<<<<
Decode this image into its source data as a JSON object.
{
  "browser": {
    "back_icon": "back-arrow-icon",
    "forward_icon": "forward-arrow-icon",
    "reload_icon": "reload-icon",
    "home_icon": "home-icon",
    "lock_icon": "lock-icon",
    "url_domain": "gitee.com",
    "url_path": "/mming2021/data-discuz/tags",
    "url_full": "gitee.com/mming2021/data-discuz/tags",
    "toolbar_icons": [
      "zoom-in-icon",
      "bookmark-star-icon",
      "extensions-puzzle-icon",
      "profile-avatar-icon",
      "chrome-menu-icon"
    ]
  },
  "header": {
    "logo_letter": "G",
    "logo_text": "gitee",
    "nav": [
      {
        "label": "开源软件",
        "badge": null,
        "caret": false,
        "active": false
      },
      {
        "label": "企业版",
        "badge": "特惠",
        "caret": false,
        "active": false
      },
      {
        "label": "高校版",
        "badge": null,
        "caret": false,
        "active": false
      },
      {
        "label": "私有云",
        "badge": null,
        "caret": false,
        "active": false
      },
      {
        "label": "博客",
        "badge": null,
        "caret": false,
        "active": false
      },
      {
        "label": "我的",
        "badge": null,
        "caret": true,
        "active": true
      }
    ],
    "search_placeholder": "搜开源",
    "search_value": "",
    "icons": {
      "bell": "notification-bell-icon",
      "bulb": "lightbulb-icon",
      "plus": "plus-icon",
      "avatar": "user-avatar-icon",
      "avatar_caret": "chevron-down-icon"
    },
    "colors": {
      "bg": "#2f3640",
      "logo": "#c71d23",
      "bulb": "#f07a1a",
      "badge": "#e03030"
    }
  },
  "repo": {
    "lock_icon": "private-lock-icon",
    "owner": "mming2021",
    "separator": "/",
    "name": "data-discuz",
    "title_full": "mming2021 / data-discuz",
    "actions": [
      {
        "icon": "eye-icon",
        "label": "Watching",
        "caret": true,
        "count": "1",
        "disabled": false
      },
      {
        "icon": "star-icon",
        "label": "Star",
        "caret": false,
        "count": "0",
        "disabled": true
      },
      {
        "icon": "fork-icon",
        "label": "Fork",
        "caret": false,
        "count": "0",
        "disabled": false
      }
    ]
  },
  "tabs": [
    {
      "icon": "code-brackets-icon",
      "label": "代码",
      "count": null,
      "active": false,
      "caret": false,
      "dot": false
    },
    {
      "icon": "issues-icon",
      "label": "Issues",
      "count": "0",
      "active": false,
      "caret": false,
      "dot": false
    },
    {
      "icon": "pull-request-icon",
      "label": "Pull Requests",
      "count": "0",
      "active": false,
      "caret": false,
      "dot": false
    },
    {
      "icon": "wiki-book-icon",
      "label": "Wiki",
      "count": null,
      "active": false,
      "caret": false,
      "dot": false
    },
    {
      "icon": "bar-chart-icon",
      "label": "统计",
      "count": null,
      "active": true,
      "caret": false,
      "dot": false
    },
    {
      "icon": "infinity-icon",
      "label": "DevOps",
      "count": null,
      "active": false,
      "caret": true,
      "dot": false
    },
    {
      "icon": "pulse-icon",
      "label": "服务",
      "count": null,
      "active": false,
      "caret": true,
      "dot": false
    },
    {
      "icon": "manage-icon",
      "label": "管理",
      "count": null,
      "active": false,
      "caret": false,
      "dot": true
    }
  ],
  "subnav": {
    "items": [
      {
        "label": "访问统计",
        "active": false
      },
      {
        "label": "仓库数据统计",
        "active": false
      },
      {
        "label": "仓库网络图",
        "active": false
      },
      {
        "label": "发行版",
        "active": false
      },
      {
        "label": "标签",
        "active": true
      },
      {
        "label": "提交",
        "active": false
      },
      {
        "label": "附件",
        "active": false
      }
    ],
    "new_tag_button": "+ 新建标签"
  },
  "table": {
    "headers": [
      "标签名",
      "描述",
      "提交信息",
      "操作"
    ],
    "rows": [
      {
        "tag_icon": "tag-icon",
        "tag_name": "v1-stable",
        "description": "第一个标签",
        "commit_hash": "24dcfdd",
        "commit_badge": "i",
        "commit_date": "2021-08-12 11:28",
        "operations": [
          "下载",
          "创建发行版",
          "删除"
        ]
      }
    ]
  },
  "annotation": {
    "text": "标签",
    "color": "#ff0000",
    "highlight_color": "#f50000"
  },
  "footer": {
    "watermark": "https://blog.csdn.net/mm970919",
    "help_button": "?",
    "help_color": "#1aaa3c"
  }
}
>>>>
*Work to do*.
Print out every record again, exactly and in full.

*Written solution*.
Decode this image into its source data as a JSON object.
{
  "browser": {
    "back_icon": "back-arrow-icon",
    "forward_icon": "forward-arrow-icon",
    "reload_icon": "reload-icon",
    "home_icon": "home-icon",
    "lock_icon": "lock-icon",
    "url_domain": "gitee.com",
    "url_path": "/mming2021/data-discuz/tags",
    "url_full": "gitee.com/mming2021/data-discuz/tags",
    "toolbar_icons": [
      "zoom-in-icon",
      "bookmark-star-icon",
      "extensions-puzzle-icon",
      "profile-avatar-icon",
      "chrome-menu-icon"
    ]
  },
  "header": {
    "logo_letter": "G",
    "logo_text": "gitee",
    "nav": [
      {
        "label": "开源软件",
        "badge": null,
        "caret": false,
        "active": false
      },
      {
        "label": "企业版",
        "badge": "特惠",
        "caret": false,
        "active": false
      },
      {
        "label": "高校版",
        "badge": null,
        "caret": false,
        "active": false
      },
      {
        "label": "私有云",
        "badge": null,
        "caret": false,
        "active": false
      },
      {
        "label": "博客",
        "badge": null,
        "caret": false,
        "active": false
      },
      {
        "label": "我的",
        "badge": null,
        "caret": true,
        "active": true
      }
    ],
    "search_placeholder": "搜开源",
    "search_value": "",
    "icons": {
      "bell": "notification-bell-icon",
      "bulb": "lightbulb-icon",
      "plus": "plus-icon",
      "avatar": "user-avatar-icon",
      "avatar_caret": "chevron-down-icon"
    },
    "colors": {
      "bg": "#2f3640",
      "logo": "#c71d23",
      "bulb": "#f07a1a",
      "badge": "#e03030"
    }
  },
  "repo": {
    "lock_icon": "private-lock-icon",
    "owner": "mming2021",
    "separator": "/",
    "name": "data-discuz",
    "title_full": "mming2021 / data-discuz",
    "actions": [
      {
        "icon": "eye-icon",
        "label": "Watching",
        "caret": true,
        "count": "1",
        "disabled": false
      },
      {
        "icon": "star-icon",
        "label": "Star",
        "caret": false,
        "count": "0",
        "disabled": true
      },
      {
        "icon": "fork-icon",
        "label": "Fork",
        "caret": false,
        "count": "0",
        "disabled": false
      }
    ]
  },
  "tabs": [
    {
      "icon": "code-brackets-icon",
      "label": "代码",
      "count": null,
      "active": false,
      "caret": false,
      "dot": false
    },
    {
      "icon": "issues-icon",
      "label": "Issues",
      "count": "0",
      "active": false,
      "caret": false,
      "dot": false
    },
    {
      "icon": "pull-request-icon",
      "label": "Pull Requests",
      "count": "0",
      "active": false,
      "caret": false,
      "dot": false
    },
    {
      "icon": "wiki-book-icon",
      "label": "Wiki",
      "count": null,
      "active": false,
      "caret": false,
      "dot": false
    },
    {
      "icon": "bar-chart-icon",
      "label": "统计",
      "count": null,
      "active": true,
      "caret": false,
      "dot": false
    },
    {
      "icon": "infinity-icon",
      "label": "DevOps",
      "count": null,
      "active": false,
      "caret": true,
      "dot": false
    },
    {
      "icon": "pulse-icon",
      "label": "服务",
      "count": null,
      "active": false,
      "caret": true,
      "dot": false
    },
    {
      "icon": "manage-icon",
      "label": "管理",
      "count": null,
      "active": false,
      "caret": false,
      "dot": true
    }
  ],
  "subnav": {
    "items": [
      {
        "label": "访问统计",
        "active": false
      },
      {
        "label": "仓库数据统计",
        "active": false
      },
      {
        "label": "仓库网络图",
        "active": false
      },
      {
        "label": "发行版",
        "active": false
      },
      {
        "label": "标签",
        "active": true
      },
      {
        "label": "提交",
        "active": false
      },
      {
        "label": "附件",
        "active": false
      }
    ],
    "new_tag_button": "+ 新建标签"
  },
  "table": {
    "headers": [
      "标签名",
      "描述",
      "提交信息",
      "操作"
    ],
    "rows": [
      {
        "tag_icon": "tag-icon",
        "tag_name": "v1-stable",
        "description": "第一个标签",
        "commit_hash": "24dcfdd",
        "commit_badge": "i",
        "commit_date": "2021-08-12 11:28",
        "operations": [
          "下载",
          "创建发行版",
          "删除"
        ]
      }
    ]
  },
  "annotation": {
    "text": "标签",
    "color": "#ff0000",
    "highlight_color": "#f50000"
  },
  "footer": {
    "watermark": "https://blog.csdn.net/mm970919",
    "help_button": "?",
    "help_color": "#1aaa3c"
  }
}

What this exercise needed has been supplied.